* **Supplied data**
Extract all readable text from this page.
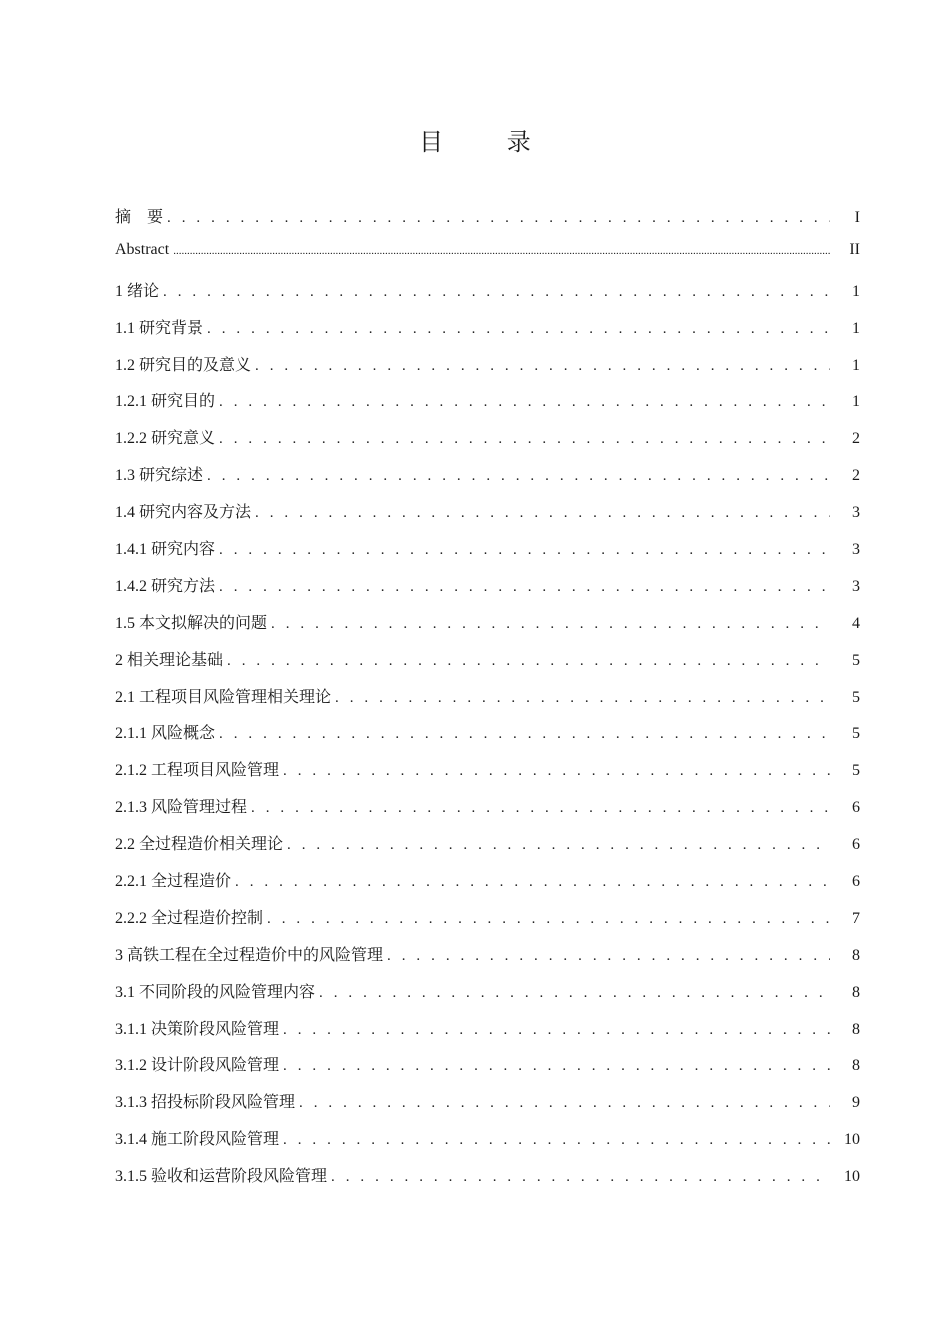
目 录
摘　要 . . .	I
Abstract .....	II
1 绪论 . . .	1
1.1 研究背景 . . .	1
1.2 研究目的及意义 . . .	1
1.2.1 研究目的 . . .	1
1.2.2 研究意义 . . .	2
1.3 研究综述 . . .	2
1.4 研究内容及方法 . . .	3
1.4.1 研究内容 . . .	3
1.4.2 研究方法 . . .	3
1.5 本文拟解决的问题 . . .	4
2 相关理论基础 . . .	5
2.1 工程项目风险管理相关理论 . . .	5
2.1.1 风险概念 . . .	5
2.1.2 工程项目风险管理 . . .	5
2.1.3 风险管理过程 . . .	6
2.2 全过程造价相关理论 . . .	6
2.2.1 全过程造价 . . .	6
2.2.2 全过程造价控制 . . .	7
3 高铁工程在全过程造价中的风险管理 . . .	8
3.1 不同阶段的风险管理内容 . . .	8
3.1.1 决策阶段风险管理 . . .	8
3.1.2 设计阶段风险管理 . . .	8
3.1.3 招投标阶段风险管理 . . .	9
3.1.4 施工阶段风险管理 . . .	10
3.1.5 验收和运营阶段风险管理 . . .	10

* **Set task**
Quote the data above in full, leaving out the pictures it holds.

* **Completed task**
Extract all readable text from this page.
目 录
摘　要 . . .	I
Abstract .....	II
1 绪论 . . .	1
1.1 研究背景 . . .	1
1.2 研究目的及意义 . . .	1
1.2.1 研究目的 . . .	1
1.2.2 研究意义 . . .	2
1.3 研究综述 . . .	2
1.4 研究内容及方法 . . .	3
1.4.1 研究内容 . . .	3
1.4.2 研究方法 . . .	3
1.5 本文拟解决的问题 . . .	4
2 相关理论基础 . . .	5
2.1 工程项目风险管理相关理论 . . .	5
2.1.1 风险概念 . . .	5
2.1.2 工程项目风险管理 . . .	5
2.1.3 风险管理过程 . . .	6
2.2 全过程造价相关理论 . . .	6
2.2.1 全过程造价 . . .	6
2.2.2 全过程造价控制 . . .	7
3 高铁工程在全过程造价中的风险管理 . . .	8
3.1 不同阶段的风险管理内容 . . .	8
3.1.1 决策阶段风险管理 . . .	8
3.1.2 设计阶段风险管理 . . .	8
3.1.3 招投标阶段风险管理 . . .	9
3.1.4 施工阶段风险管理 . . .	10
3.1.5 验收和运营阶段风险管理 . . .	10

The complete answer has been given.